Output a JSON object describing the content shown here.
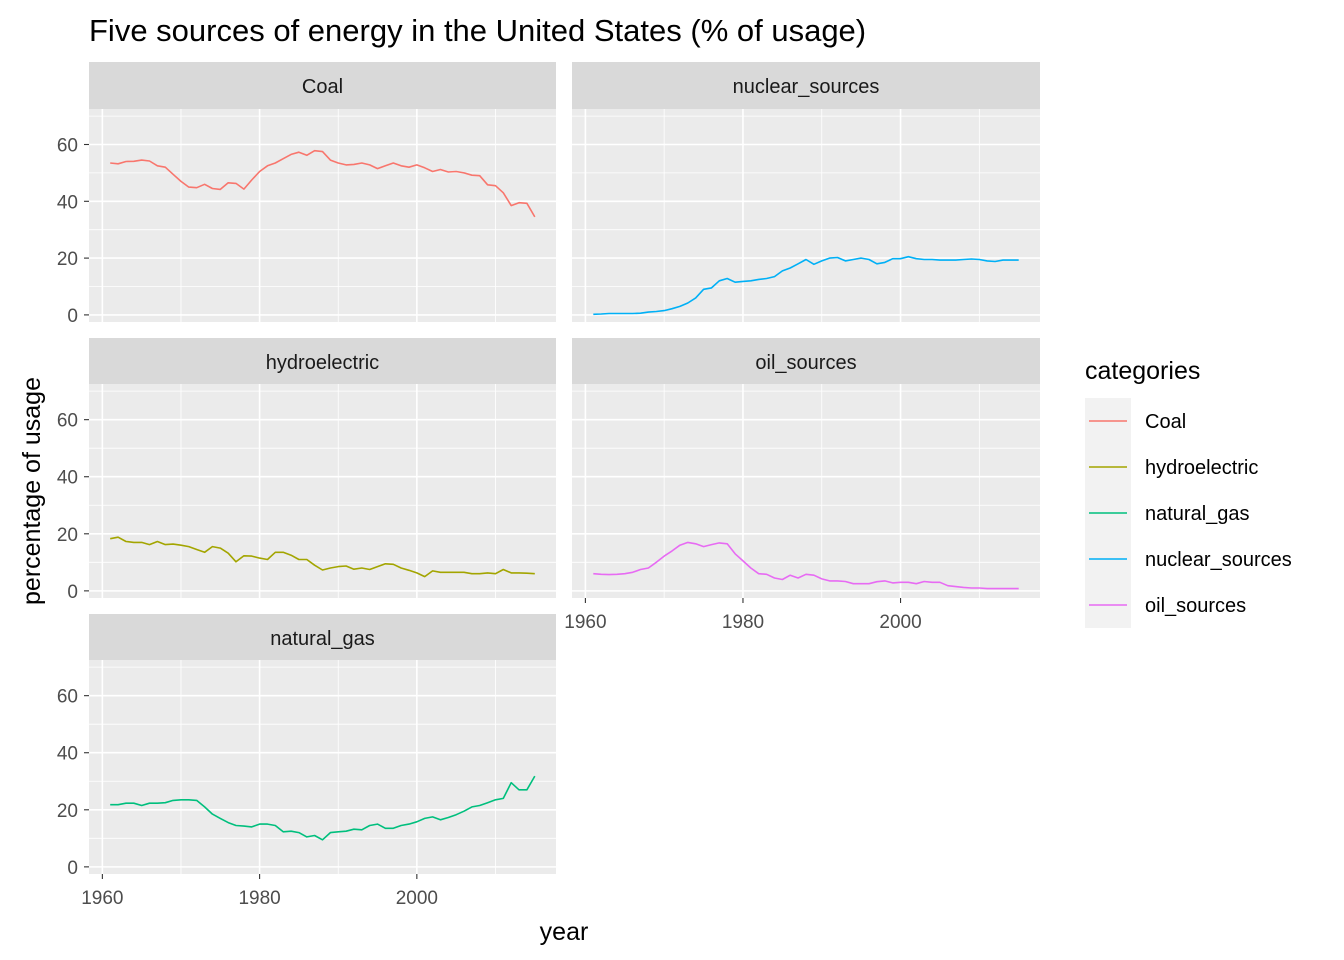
{
  "chart_data": {
    "type": "line",
    "title": "Five sources of energy in the United States (% of usage)",
    "xlabel": "year",
    "ylabel": "percentage of usage",
    "xlim": [
      1960,
      2015
    ],
    "ylim": [
      0,
      70
    ],
    "x_ticks": [
      "1960",
      "1980",
      "2000"
    ],
    "y_ticks": [
      "0",
      "20",
      "40",
      "60"
    ],
    "x_tick_values": [
      1960,
      1980,
      2000
    ],
    "y_tick_values": [
      0,
      20,
      40,
      60
    ],
    "grid": true,
    "facets": true,
    "legend": {
      "title": "categories",
      "placement": "right"
    },
    "x": [
      1961,
      1962,
      1963,
      1964,
      1965,
      1966,
      1967,
      1968,
      1969,
      1970,
      1971,
      1972,
      1973,
      1974,
      1975,
      1976,
      1977,
      1978,
      1979,
      1980,
      1981,
      1982,
      1983,
      1984,
      1985,
      1986,
      1987,
      1988,
      1989,
      1990,
      1991,
      1992,
      1993,
      1994,
      1995,
      1996,
      1997,
      1998,
      1999,
      2000,
      2001,
      2002,
      2003,
      2004,
      2005,
      2006,
      2007,
      2008,
      2009,
      2010,
      2011,
      2012,
      2013,
      2014,
      2015
    ],
    "series": [
      {
        "name": "Coal",
        "color": "#F8766D",
        "values": [
          53.5,
          53.2,
          54.0,
          54.1,
          54.5,
          54.2,
          52.5,
          52.0,
          49.5,
          47.0,
          45.0,
          44.8,
          46.0,
          44.5,
          44.2,
          46.5,
          46.3,
          44.3,
          47.5,
          50.5,
          52.5,
          53.5,
          55.0,
          56.5,
          57.3,
          56.2,
          57.8,
          57.5,
          54.5,
          53.5,
          52.8,
          53.0,
          53.5,
          52.8,
          51.5,
          52.5,
          53.5,
          52.5,
          52.0,
          52.8,
          51.8,
          50.5,
          51.2,
          50.3,
          50.5,
          50.0,
          49.2,
          49.0,
          45.8,
          45.5,
          43.0,
          38.5,
          39.5,
          39.3,
          34.5
        ]
      },
      {
        "name": "hydroelectric",
        "color": "#A3A500",
        "values": [
          18.3,
          18.8,
          17.3,
          17.0,
          17.0,
          16.2,
          17.3,
          16.2,
          16.4,
          16.0,
          15.5,
          14.5,
          13.5,
          15.5,
          15.0,
          13.2,
          10.2,
          12.3,
          12.2,
          11.5,
          11.0,
          13.5,
          13.5,
          12.5,
          11.0,
          11.0,
          9.0,
          7.3,
          8.0,
          8.5,
          8.7,
          7.6,
          8.0,
          7.5,
          8.5,
          9.5,
          9.3,
          8.0,
          7.2,
          6.3,
          5.0,
          7.0,
          6.5,
          6.5,
          6.5,
          6.5,
          6.0,
          6.0,
          6.3,
          6.0,
          7.5,
          6.3,
          6.3,
          6.2,
          6.0
        ]
      },
      {
        "name": "natural_gas",
        "color": "#00BF7D",
        "values": [
          21.8,
          21.8,
          22.3,
          22.3,
          21.5,
          22.3,
          22.3,
          22.5,
          23.3,
          23.5,
          23.5,
          23.3,
          21.0,
          18.5,
          17.0,
          15.5,
          14.5,
          14.3,
          14.0,
          15.0,
          15.0,
          14.5,
          12.3,
          12.5,
          12.0,
          10.5,
          11.0,
          9.5,
          12.0,
          12.3,
          12.5,
          13.2,
          13.0,
          14.5,
          15.0,
          13.5,
          13.5,
          14.5,
          15.0,
          15.8,
          17.0,
          17.5,
          16.5,
          17.3,
          18.3,
          19.5,
          21.0,
          21.5,
          22.5,
          23.5,
          24.0,
          29.5,
          27.0,
          27.0,
          31.8
        ]
      },
      {
        "name": "nuclear_sources",
        "color": "#00B0F6",
        "values": [
          0.2,
          0.3,
          0.5,
          0.5,
          0.5,
          0.5,
          0.6,
          1.0,
          1.2,
          1.5,
          2.2,
          3.0,
          4.2,
          6.0,
          9.0,
          9.5,
          12.0,
          12.8,
          11.5,
          11.8,
          12.0,
          12.5,
          12.8,
          13.5,
          15.5,
          16.5,
          18.0,
          19.5,
          17.8,
          19.0,
          20.0,
          20.2,
          19.0,
          19.5,
          20.0,
          19.5,
          18.0,
          18.5,
          19.8,
          19.8,
          20.5,
          19.8,
          19.5,
          19.5,
          19.3,
          19.3,
          19.3,
          19.5,
          19.7,
          19.5,
          19.0,
          18.8,
          19.3,
          19.3,
          19.3
        ]
      },
      {
        "name": "oil_sources",
        "color": "#E76BF3",
        "values": [
          6.0,
          5.8,
          5.7,
          5.8,
          6.0,
          6.5,
          7.5,
          8.0,
          10.0,
          12.2,
          14.0,
          16.0,
          17.0,
          16.5,
          15.5,
          16.2,
          16.8,
          16.5,
          13.0,
          10.5,
          8.0,
          6.0,
          5.8,
          4.5,
          4.0,
          5.5,
          4.5,
          5.8,
          5.5,
          4.2,
          3.5,
          3.5,
          3.3,
          2.5,
          2.5,
          2.5,
          3.2,
          3.5,
          2.8,
          3.0,
          3.0,
          2.5,
          3.3,
          3.0,
          3.0,
          1.8,
          1.5,
          1.2,
          1.0,
          1.0,
          0.8,
          0.8,
          0.8,
          0.8,
          0.8
        ]
      }
    ],
    "panel_order": [
      "Coal",
      "nuclear_sources",
      "hydroelectric",
      "oil_sources",
      "natural_gas"
    ]
  }
}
────
◆ Objective
Write the entries above out again exactly, but not the pictures.

◆ In response
Output a JSON object describing the content shown here.
{
  "chart_data": {
    "type": "line",
    "title": "Five sources of energy in the United States (% of usage)",
    "xlabel": "year",
    "ylabel": "percentage of usage",
    "xlim": [
      1960,
      2015
    ],
    "ylim": [
      0,
      70
    ],
    "x_ticks": [
      "1960",
      "1980",
      "2000"
    ],
    "y_ticks": [
      "0",
      "20",
      "40",
      "60"
    ],
    "x_tick_values": [
      1960,
      1980,
      2000
    ],
    "y_tick_values": [
      0,
      20,
      40,
      60
    ],
    "grid": true,
    "facets": true,
    "legend": {
      "title": "categories",
      "placement": "right"
    },
    "x": [
      1961,
      1962,
      1963,
      1964,
      1965,
      1966,
      1967,
      1968,
      1969,
      1970,
      1971,
      1972,
      1973,
      1974,
      1975,
      1976,
      1977,
      1978,
      1979,
      1980,
      1981,
      1982,
      1983,
      1984,
      1985,
      1986,
      1987,
      1988,
      1989,
      1990,
      1991,
      1992,
      1993,
      1994,
      1995,
      1996,
      1997,
      1998,
      1999,
      2000,
      2001,
      2002,
      2003,
      2004,
      2005,
      2006,
      2007,
      2008,
      2009,
      2010,
      2011,
      2012,
      2013,
      2014,
      2015
    ],
    "series": [
      {
        "name": "Coal",
        "color": "#F8766D",
        "values": [
          53.5,
          53.2,
          54.0,
          54.1,
          54.5,
          54.2,
          52.5,
          52.0,
          49.5,
          47.0,
          45.0,
          44.8,
          46.0,
          44.5,
          44.2,
          46.5,
          46.3,
          44.3,
          47.5,
          50.5,
          52.5,
          53.5,
          55.0,
          56.5,
          57.3,
          56.2,
          57.8,
          57.5,
          54.5,
          53.5,
          52.8,
          53.0,
          53.5,
          52.8,
          51.5,
          52.5,
          53.5,
          52.5,
          52.0,
          52.8,
          51.8,
          50.5,
          51.2,
          50.3,
          50.5,
          50.0,
          49.2,
          49.0,
          45.8,
          45.5,
          43.0,
          38.5,
          39.5,
          39.3,
          34.5
        ]
      },
      {
        "name": "hydroelectric",
        "color": "#A3A500",
        "values": [
          18.3,
          18.8,
          17.3,
          17.0,
          17.0,
          16.2,
          17.3,
          16.2,
          16.4,
          16.0,
          15.5,
          14.5,
          13.5,
          15.5,
          15.0,
          13.2,
          10.2,
          12.3,
          12.2,
          11.5,
          11.0,
          13.5,
          13.5,
          12.5,
          11.0,
          11.0,
          9.0,
          7.3,
          8.0,
          8.5,
          8.7,
          7.6,
          8.0,
          7.5,
          8.5,
          9.5,
          9.3,
          8.0,
          7.2,
          6.3,
          5.0,
          7.0,
          6.5,
          6.5,
          6.5,
          6.5,
          6.0,
          6.0,
          6.3,
          6.0,
          7.5,
          6.3,
          6.3,
          6.2,
          6.0
        ]
      },
      {
        "name": "natural_gas",
        "color": "#00BF7D",
        "values": [
          21.8,
          21.8,
          22.3,
          22.3,
          21.5,
          22.3,
          22.3,
          22.5,
          23.3,
          23.5,
          23.5,
          23.3,
          21.0,
          18.5,
          17.0,
          15.5,
          14.5,
          14.3,
          14.0,
          15.0,
          15.0,
          14.5,
          12.3,
          12.5,
          12.0,
          10.5,
          11.0,
          9.5,
          12.0,
          12.3,
          12.5,
          13.2,
          13.0,
          14.5,
          15.0,
          13.5,
          13.5,
          14.5,
          15.0,
          15.8,
          17.0,
          17.5,
          16.5,
          17.3,
          18.3,
          19.5,
          21.0,
          21.5,
          22.5,
          23.5,
          24.0,
          29.5,
          27.0,
          27.0,
          31.8
        ]
      },
      {
        "name": "nuclear_sources",
        "color": "#00B0F6",
        "values": [
          0.2,
          0.3,
          0.5,
          0.5,
          0.5,
          0.5,
          0.6,
          1.0,
          1.2,
          1.5,
          2.2,
          3.0,
          4.2,
          6.0,
          9.0,
          9.5,
          12.0,
          12.8,
          11.5,
          11.8,
          12.0,
          12.5,
          12.8,
          13.5,
          15.5,
          16.5,
          18.0,
          19.5,
          17.8,
          19.0,
          20.0,
          20.2,
          19.0,
          19.5,
          20.0,
          19.5,
          18.0,
          18.5,
          19.8,
          19.8,
          20.5,
          19.8,
          19.5,
          19.5,
          19.3,
          19.3,
          19.3,
          19.5,
          19.7,
          19.5,
          19.0,
          18.8,
          19.3,
          19.3,
          19.3
        ]
      },
      {
        "name": "oil_sources",
        "color": "#E76BF3",
        "values": [
          6.0,
          5.8,
          5.7,
          5.8,
          6.0,
          6.5,
          7.5,
          8.0,
          10.0,
          12.2,
          14.0,
          16.0,
          17.0,
          16.5,
          15.5,
          16.2,
          16.8,
          16.5,
          13.0,
          10.5,
          8.0,
          6.0,
          5.8,
          4.5,
          4.0,
          5.5,
          4.5,
          5.8,
          5.5,
          4.2,
          3.5,
          3.5,
          3.3,
          2.5,
          2.5,
          2.5,
          3.2,
          3.5,
          2.8,
          3.0,
          3.0,
          2.5,
          3.3,
          3.0,
          3.0,
          1.8,
          1.5,
          1.2,
          1.0,
          1.0,
          0.8,
          0.8,
          0.8,
          0.8,
          0.8
        ]
      }
    ],
    "panel_order": [
      "Coal",
      "nuclear_sources",
      "hydroelectric",
      "oil_sources",
      "natural_gas"
    ]
  }
}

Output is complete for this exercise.